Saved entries
────────
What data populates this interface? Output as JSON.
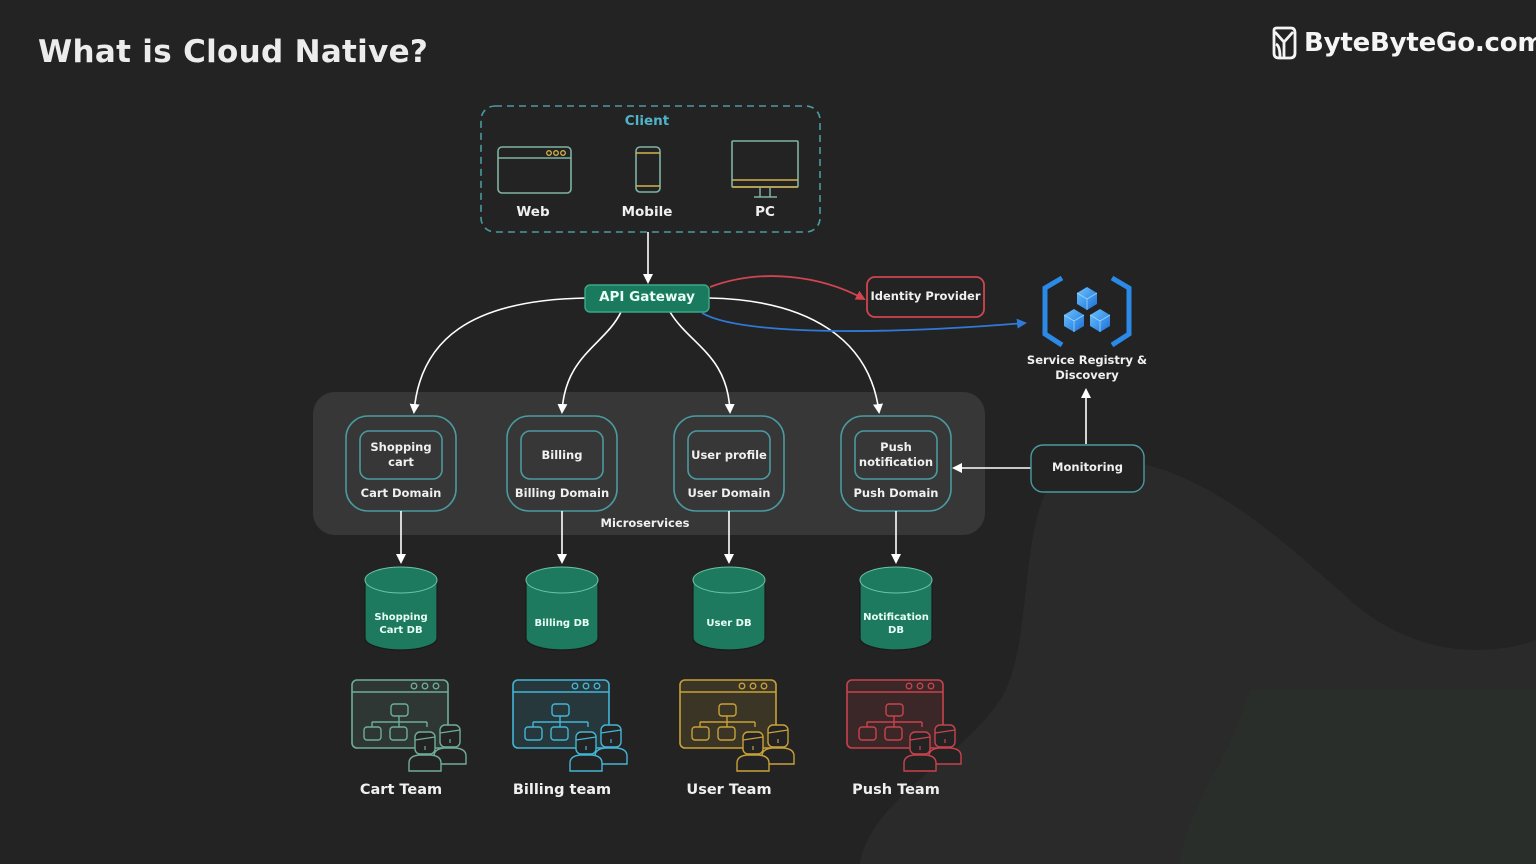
{
  "header": {
    "title": "What is Cloud Native?",
    "brand": "ByteByteGo.com",
    "brand_icon": "bytebytego-logo-icon"
  },
  "colors": {
    "background": "#232323",
    "panel": "#373737",
    "teal": "#4a9aa0",
    "green": "#1d7a5e",
    "red": "#d0454f",
    "blue": "#2f7ad8",
    "gold": "#c9a13a",
    "cyan": "#3aa8d8",
    "client_title": "#4fb3c9"
  },
  "client": {
    "title": "Client",
    "devices": [
      {
        "label": "Web",
        "icon": "browser-window-icon"
      },
      {
        "label": "Mobile",
        "icon": "mobile-phone-icon"
      },
      {
        "label": "PC",
        "icon": "desktop-monitor-icon"
      }
    ]
  },
  "gateway": {
    "label": "API Gateway"
  },
  "identity": {
    "label": "Identity Provider"
  },
  "registry": {
    "label_line1": "Service Registry &",
    "label_line2": "Discovery",
    "icon": "cubes-registry-icon"
  },
  "monitoring": {
    "label": "Monitoring"
  },
  "microservices": {
    "label": "Microservices",
    "domains": [
      {
        "service_line1": "Shopping",
        "service_line2": "cart",
        "domain": "Cart Domain",
        "db_line1": "Shopping",
        "db_line2": "Cart DB",
        "team": "Cart Team",
        "team_color": "#6fae98"
      },
      {
        "service_line1": "Billing",
        "service_line2": "",
        "domain": "Billing Domain",
        "db_line1": "Billing DB",
        "db_line2": "",
        "team": "Billing team",
        "team_color": "#43b6d6"
      },
      {
        "service_line1": "User profile",
        "service_line2": "",
        "domain": "User Domain",
        "db_line1": "User DB",
        "db_line2": "",
        "team": "User Team",
        "team_color": "#c9a13a"
      },
      {
        "service_line1": "Push",
        "service_line2": "notification",
        "domain": "Push Domain",
        "db_line1": "Notification",
        "db_line2": "DB",
        "team": "Push Team",
        "team_color": "#c8434c"
      }
    ]
  }
}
────────
Show every line that contains the word "User".

Completed task:
        "service_line1": "User profile",
        "domain": "User Domain",
        "db_line1": "User DB",
        "team": "User Team",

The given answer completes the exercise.